> OBJECTIVE
Write out each record below exactly as it appears, with no pictures.

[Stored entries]
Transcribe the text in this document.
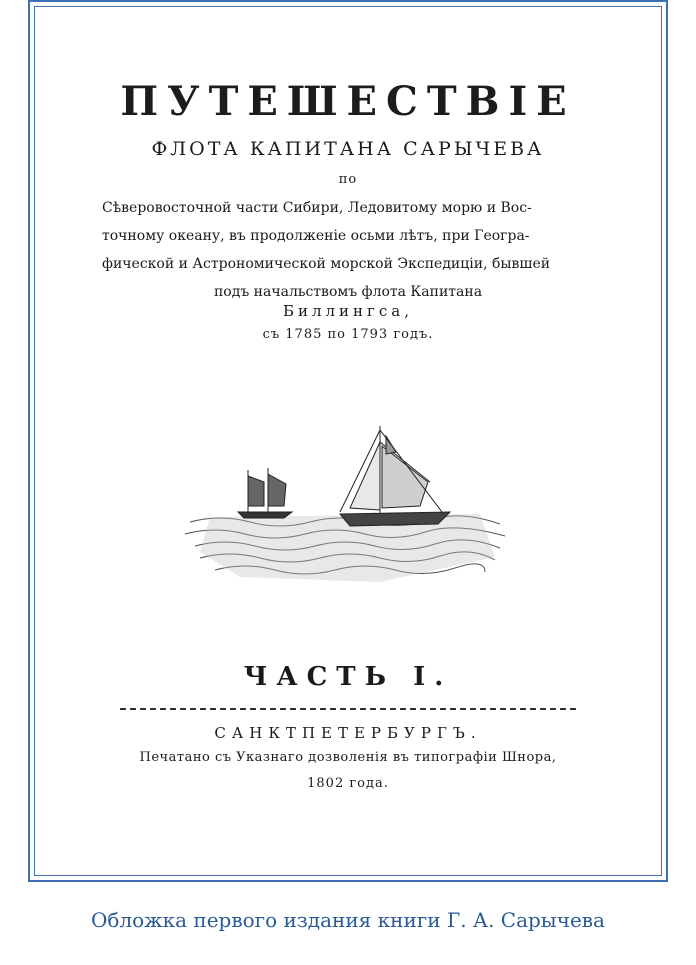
ПУТЕШЕСТВIЕ
ФЛОТА КАПИТАНА САРЫЧЕВА
по
Сѣверовосточной части Сибири, Ледовитому морю и Вос-
точному океану, въ продолженiе осьми лѣтъ, при Геогра-
фической и Астрономической морской Экспедицiи, бывшей
подъ начальствомъ флота Капитана
Биллингса,
съ 1785 по 1793 годъ.
ЧАСТЬ I.
САНКТПЕТЕРБУРГЪ.
Печатано съ Указнаго дозволенiя въ типографiи Шнора,
1802 года.
Обложка первого издания книги Г. А. Сарычева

> FULL ANSWER
Transcribe the text in this document.
ПУТЕШЕСТВIЕ
ФЛОТА КАПИТАНА САРЫЧЕВА
по
Сѣверовосточной части Сибири, Ледовитому морю и Вос-
точному океану, въ продолженiе осьми лѣтъ, при Геогра-
фической и Астрономической морской Экспедицiи, бывшей
подъ начальствомъ флота Капитана
Биллингса,
съ 1785 по 1793 годъ.
ЧАСТЬ I.
САНКТПЕТЕРБУРГЪ.
Печатано съ Указнаго дозволенiя въ типографiи Шнора,
1802 года.
Обложка первого издания книги Г. А. Сарычева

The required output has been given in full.